Directions for this task
Every line that contains the word "waveform" should be copied.
━━━
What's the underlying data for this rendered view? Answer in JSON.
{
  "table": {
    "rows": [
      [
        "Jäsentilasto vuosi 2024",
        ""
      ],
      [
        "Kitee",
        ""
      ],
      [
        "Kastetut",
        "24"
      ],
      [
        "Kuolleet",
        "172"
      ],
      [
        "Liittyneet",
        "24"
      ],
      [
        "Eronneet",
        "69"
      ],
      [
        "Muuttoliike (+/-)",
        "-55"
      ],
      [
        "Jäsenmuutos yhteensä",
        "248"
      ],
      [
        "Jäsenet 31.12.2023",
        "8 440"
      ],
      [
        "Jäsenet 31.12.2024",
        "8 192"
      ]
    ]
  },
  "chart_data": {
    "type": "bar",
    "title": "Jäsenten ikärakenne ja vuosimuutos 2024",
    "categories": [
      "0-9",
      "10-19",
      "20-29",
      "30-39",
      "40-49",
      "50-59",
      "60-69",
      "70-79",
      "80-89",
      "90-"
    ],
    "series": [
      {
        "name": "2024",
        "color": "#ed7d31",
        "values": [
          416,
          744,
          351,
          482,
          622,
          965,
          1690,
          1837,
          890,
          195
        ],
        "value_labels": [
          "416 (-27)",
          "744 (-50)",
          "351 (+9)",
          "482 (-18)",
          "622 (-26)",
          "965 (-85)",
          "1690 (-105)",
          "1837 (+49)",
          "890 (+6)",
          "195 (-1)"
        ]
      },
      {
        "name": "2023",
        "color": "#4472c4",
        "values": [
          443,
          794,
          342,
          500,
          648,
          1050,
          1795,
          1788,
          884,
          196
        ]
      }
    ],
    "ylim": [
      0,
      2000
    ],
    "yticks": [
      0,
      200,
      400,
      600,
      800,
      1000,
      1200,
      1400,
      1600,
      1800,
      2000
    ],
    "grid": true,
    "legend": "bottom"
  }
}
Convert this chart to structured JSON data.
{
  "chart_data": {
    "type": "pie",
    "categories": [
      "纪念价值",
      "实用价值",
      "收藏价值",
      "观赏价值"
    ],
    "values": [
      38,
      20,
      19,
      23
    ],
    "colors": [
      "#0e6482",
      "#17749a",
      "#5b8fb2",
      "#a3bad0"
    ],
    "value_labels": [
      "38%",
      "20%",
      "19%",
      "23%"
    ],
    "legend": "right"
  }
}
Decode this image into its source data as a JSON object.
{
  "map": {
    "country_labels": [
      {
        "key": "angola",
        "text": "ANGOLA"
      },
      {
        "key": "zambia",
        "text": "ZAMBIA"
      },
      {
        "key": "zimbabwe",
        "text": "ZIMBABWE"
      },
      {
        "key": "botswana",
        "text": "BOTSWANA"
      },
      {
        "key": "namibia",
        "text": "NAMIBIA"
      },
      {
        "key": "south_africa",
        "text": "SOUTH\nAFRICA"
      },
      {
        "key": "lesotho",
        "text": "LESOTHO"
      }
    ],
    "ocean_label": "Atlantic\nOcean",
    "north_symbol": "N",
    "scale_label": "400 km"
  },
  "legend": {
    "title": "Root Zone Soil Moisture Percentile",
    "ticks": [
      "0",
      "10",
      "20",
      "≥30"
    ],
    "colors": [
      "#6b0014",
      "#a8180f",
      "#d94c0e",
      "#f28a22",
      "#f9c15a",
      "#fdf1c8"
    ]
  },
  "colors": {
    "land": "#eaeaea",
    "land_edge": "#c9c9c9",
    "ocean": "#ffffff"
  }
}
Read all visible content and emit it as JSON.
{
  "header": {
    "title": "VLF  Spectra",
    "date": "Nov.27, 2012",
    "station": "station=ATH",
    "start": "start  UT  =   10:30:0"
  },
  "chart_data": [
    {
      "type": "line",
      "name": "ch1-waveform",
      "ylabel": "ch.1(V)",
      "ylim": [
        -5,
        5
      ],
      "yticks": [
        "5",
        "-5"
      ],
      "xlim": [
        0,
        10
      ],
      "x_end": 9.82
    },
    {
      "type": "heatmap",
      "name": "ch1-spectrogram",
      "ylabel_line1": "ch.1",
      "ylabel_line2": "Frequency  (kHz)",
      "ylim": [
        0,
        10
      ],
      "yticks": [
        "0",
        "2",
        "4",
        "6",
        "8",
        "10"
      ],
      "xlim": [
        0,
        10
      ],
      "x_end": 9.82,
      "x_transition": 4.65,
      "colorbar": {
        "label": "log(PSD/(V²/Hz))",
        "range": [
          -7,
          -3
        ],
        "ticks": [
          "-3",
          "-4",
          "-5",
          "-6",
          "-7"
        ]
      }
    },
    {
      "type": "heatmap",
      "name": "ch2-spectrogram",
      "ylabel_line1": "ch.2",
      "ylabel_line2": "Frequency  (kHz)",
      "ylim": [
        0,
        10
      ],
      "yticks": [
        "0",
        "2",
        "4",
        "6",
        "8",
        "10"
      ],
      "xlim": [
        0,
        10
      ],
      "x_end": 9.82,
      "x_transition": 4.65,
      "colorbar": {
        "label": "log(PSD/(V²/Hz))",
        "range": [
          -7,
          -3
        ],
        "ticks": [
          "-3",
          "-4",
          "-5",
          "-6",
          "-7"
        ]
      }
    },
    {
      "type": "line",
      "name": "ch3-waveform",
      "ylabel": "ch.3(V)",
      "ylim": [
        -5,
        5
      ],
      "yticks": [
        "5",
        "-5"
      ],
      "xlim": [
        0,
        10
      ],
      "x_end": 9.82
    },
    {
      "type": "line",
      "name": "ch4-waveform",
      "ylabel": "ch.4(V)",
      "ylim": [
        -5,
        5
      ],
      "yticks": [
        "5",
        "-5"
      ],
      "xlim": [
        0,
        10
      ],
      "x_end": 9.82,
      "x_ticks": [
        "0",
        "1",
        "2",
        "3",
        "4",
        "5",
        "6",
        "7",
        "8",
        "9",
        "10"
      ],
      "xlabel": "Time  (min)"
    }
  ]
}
━━━
Correct result
      "name": "ch1-waveform",
      "name": "ch3-waveform",
      "name": "ch4-waveform",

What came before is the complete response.